# EXERCISE DIRECTIONS
Scan the data below and pick out the lines containing the word "value".

# GIVEN DATA
——————————
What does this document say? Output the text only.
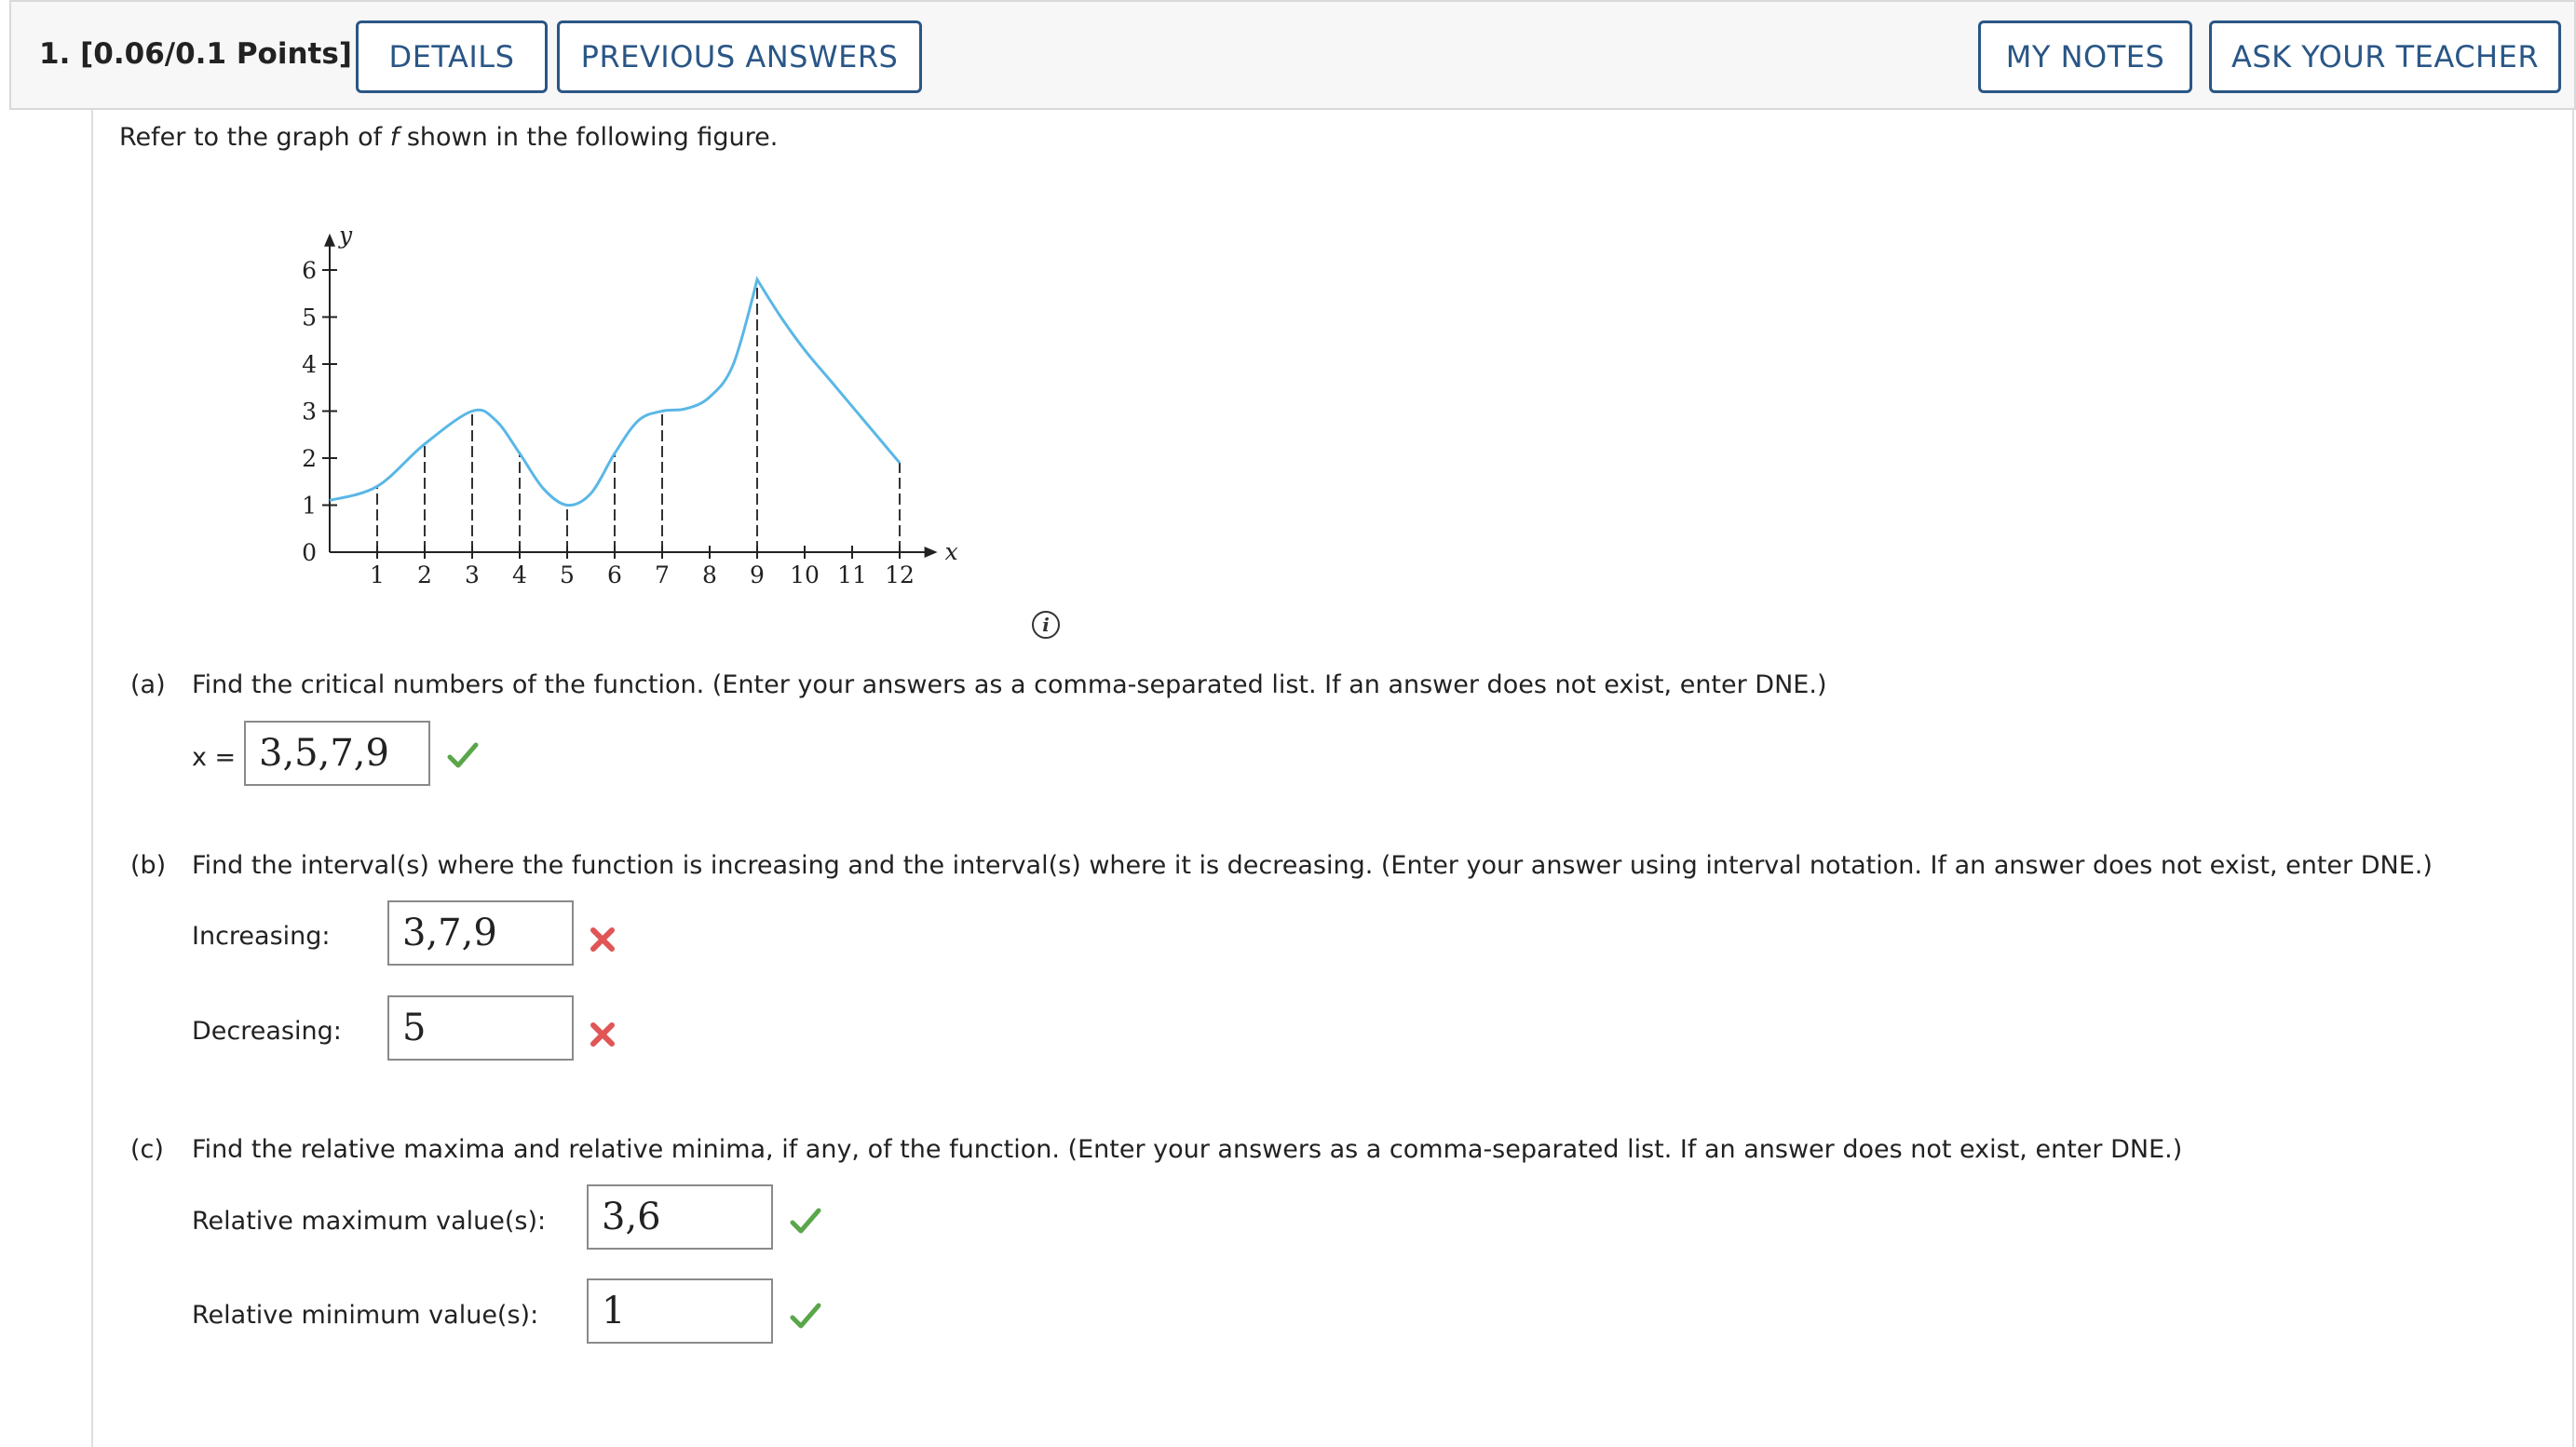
1. [0.06/0.1 Points]	DETAILS	PREVIOUS ANSWERS	MY NOTES	ASK YOUR TEACHER
Refer to the graph of f shown in the following figure.
x
y
1 2 3 4 5 6 7 8 9 10 11 12
0
1
2
3
4
5
6
i
(a) Find the critical numbers of the function. (Enter your answers as a comma-separated list. If an answer does not exist, enter DNE.)
x = 3,5,7,9
(b) Find the interval(s) where the function is increasing and the interval(s) where it is decreasing. (Enter your answer using interval notation. If an answer does not exist, enter DNE.)
Increasing:	3,7,9
Decreasing:	5
(c) Find the relative maxima and relative minima, if any, of the function. (Enter your answers as a comma-separated list. If an answer does not exist, enter DNE.)
Relative maximum value(s):	3,6
Relative minimum value(s):	1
——————————
# RESULT OF THE TASK
Relative maximum value(s):	3,6
Relative minimum value(s):	1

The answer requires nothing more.